* _WORK TO BE COMPLETED_
Write every entry out again exactly, please, and skip the pictures.

* _DATA SUPPLIED_
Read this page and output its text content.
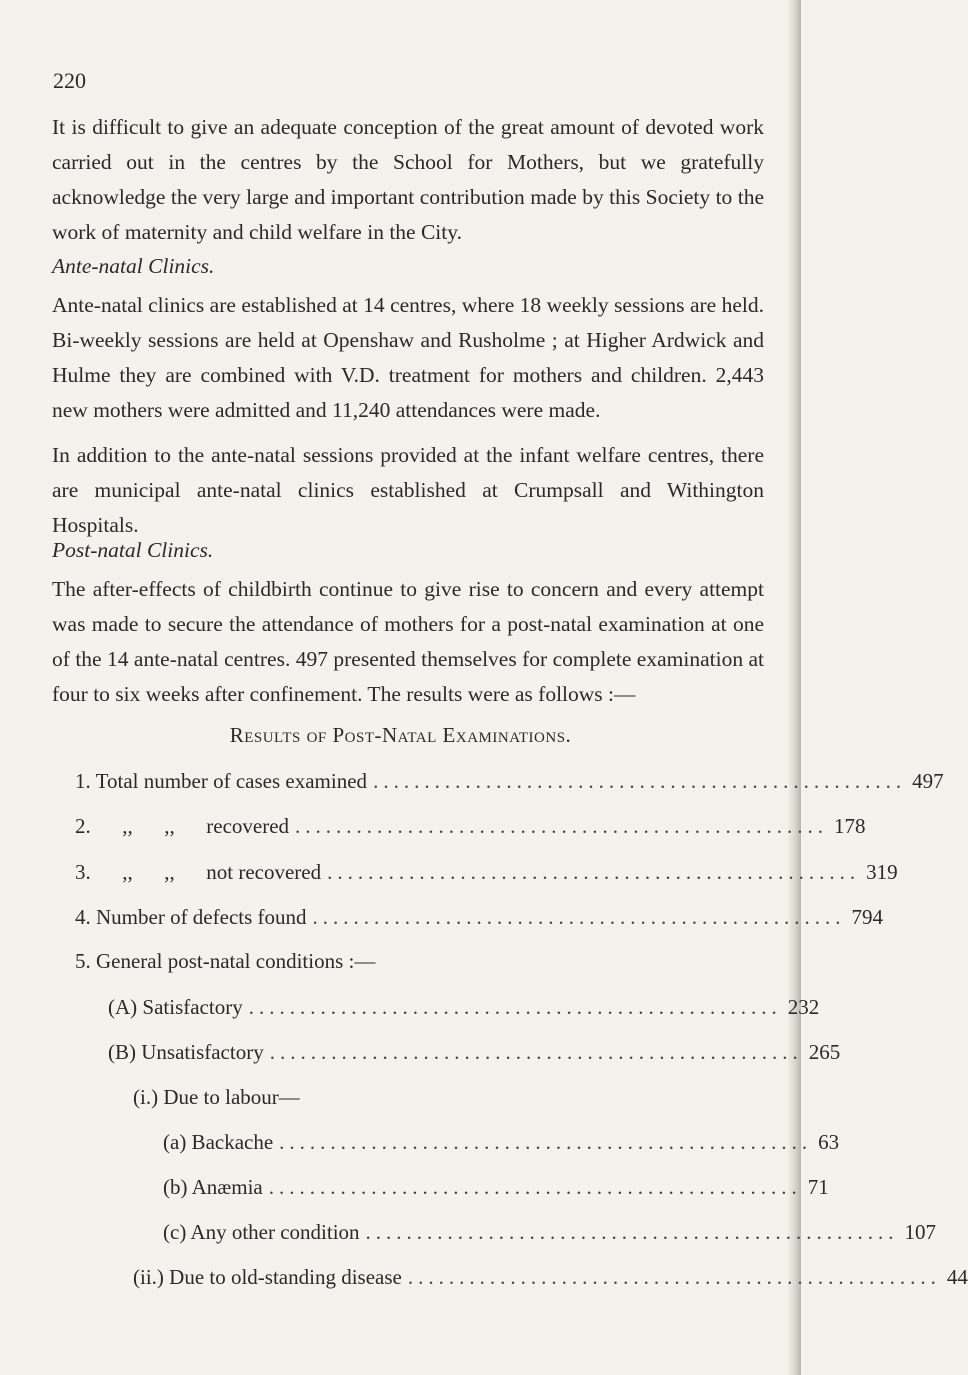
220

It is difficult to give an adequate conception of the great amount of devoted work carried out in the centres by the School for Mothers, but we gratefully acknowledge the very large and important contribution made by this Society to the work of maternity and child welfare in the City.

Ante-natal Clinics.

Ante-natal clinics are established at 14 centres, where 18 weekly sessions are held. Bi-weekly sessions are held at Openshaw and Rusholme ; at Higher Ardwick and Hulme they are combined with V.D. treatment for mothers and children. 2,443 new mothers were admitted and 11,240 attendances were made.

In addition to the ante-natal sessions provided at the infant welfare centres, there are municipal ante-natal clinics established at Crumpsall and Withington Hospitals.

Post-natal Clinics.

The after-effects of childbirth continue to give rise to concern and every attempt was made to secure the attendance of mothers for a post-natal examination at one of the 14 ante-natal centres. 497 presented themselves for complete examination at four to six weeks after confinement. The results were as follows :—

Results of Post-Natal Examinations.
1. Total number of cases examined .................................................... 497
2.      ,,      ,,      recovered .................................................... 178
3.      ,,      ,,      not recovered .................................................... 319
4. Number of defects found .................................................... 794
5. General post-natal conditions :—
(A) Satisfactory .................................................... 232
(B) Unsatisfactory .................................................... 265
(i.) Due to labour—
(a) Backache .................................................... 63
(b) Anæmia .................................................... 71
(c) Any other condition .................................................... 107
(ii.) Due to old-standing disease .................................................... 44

* _FINISHED TASK_
Read this page and output its text content.
220

It is difficult to give an adequate conception of the great amount of devoted work carried out in the centres by the School for Mothers, but we gratefully acknowledge the very large and important contribution made by this Society to the work of maternity and child welfare in the City.

Ante-natal Clinics.

Ante-natal clinics are established at 14 centres, where 18 weekly sessions are held. Bi-weekly sessions are held at Openshaw and Rusholme ; at Higher Ardwick and Hulme they are combined with V.D. treatment for mothers and children. 2,443 new mothers were admitted and 11,240 attendances were made.

In addition to the ante-natal sessions provided at the infant welfare centres, there are municipal ante-natal clinics established at Crumpsall and Withington Hospitals.

Post-natal Clinics.

The after-effects of childbirth continue to give rise to concern and every attempt was made to secure the attendance of mothers for a post-natal examination at one of the 14 ante-natal centres. 497 presented themselves for complete examination at four to six weeks after confinement. The results were as follows :—

Results of Post-Natal Examinations.
1. Total number of cases examined .................................................... 497
2.      ,,      ,,      recovered .................................................... 178
3.      ,,      ,,      not recovered .................................................... 319
4. Number of defects found .................................................... 794
5. General post-natal conditions :—
(A) Satisfactory .................................................... 232
(B) Unsatisfactory .................................................... 265
(i.) Due to labour—
(a) Backache .................................................... 63
(b) Anæmia .................................................... 71
(c) Any other condition .................................................... 107
(ii.) Due to old-standing disease .................................................... 44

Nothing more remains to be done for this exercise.